* [TASK]
Omit every picture, then give all the entries again exactly.

* [Saved entries]
⁂

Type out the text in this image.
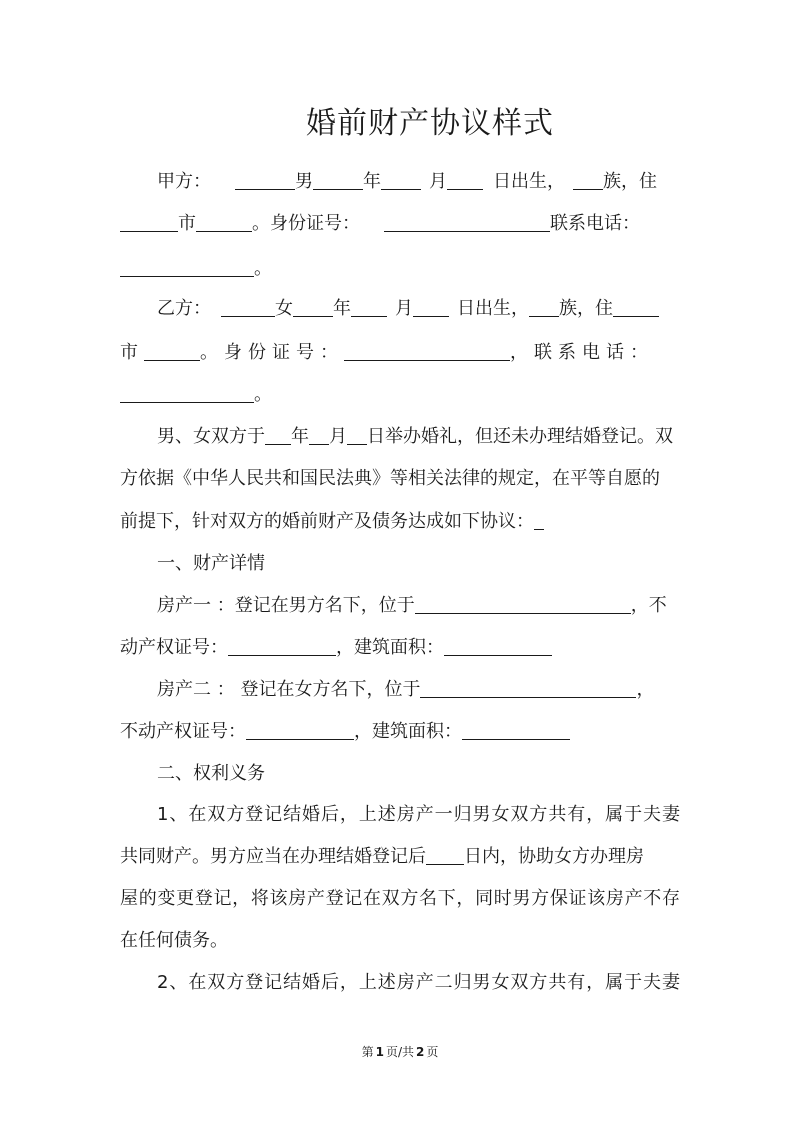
婚前财产协议样式
甲方：	男	年	月	日出生， 族，住
市	。身份证号：	联系电话：
。
乙方：	女 年 月 日出生， 族，住
市	。身份证号：	，联系电话：
。
男、女双方于 年 月 日举办婚礼，但还未办理结婚登记。双
方依据《中华人民共和国民法典》等相关法律的规定，在平等自愿的
前提下，针对双方的婚前财产及债务达成如下协议：
一、财产详情
房产一 ：登记在男方名下，位于	，不
动产权证号：	，建筑面积：
房产二 ： 登记在女方名下，位于	，
不动产权证号：	，建筑面积：
二、权利义务
1、在双方登记结婚后，上述房产一归男女双方共有，属于夫妻
共同财产。男方应当在办理结婚登记后 日内，协助女方办理房
屋的变更登记，将该房产登记在双方名下，同时男方保证该房产不存
在任何债务。
2、在双方登记结婚后，上述房产二归男女双方共有，属于夫妻
第 1 页/共 2 页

⁂

* [ANSWER TO THIS TASK]
Type out the text in this image.
婚前财产协议样式
甲方：	男	年	月	日出生， 族，住
市	。身份证号：	联系电话：
。
乙方：	女 年 月 日出生， 族，住
市	。身份证号：	，联系电话：
。
男、女双方于 年 月 日举办婚礼，但还未办理结婚登记。双
方依据《中华人民共和国民法典》等相关法律的规定，在平等自愿的
前提下，针对双方的婚前财产及债务达成如下协议：
一、财产详情
房产一 ：登记在男方名下，位于	，不
动产权证号：	，建筑面积：
房产二 ： 登记在女方名下，位于	，
不动产权证号：	，建筑面积：
二、权利义务
1、在双方登记结婚后，上述房产一归男女双方共有，属于夫妻
共同财产。男方应当在办理结婚登记后 日内，协助女方办理房
屋的变更登记，将该房产登记在双方名下，同时男方保证该房产不存
在任何债务。
2、在双方登记结婚后，上述房产二归男女双方共有，属于夫妻
第 1 页/共 2 页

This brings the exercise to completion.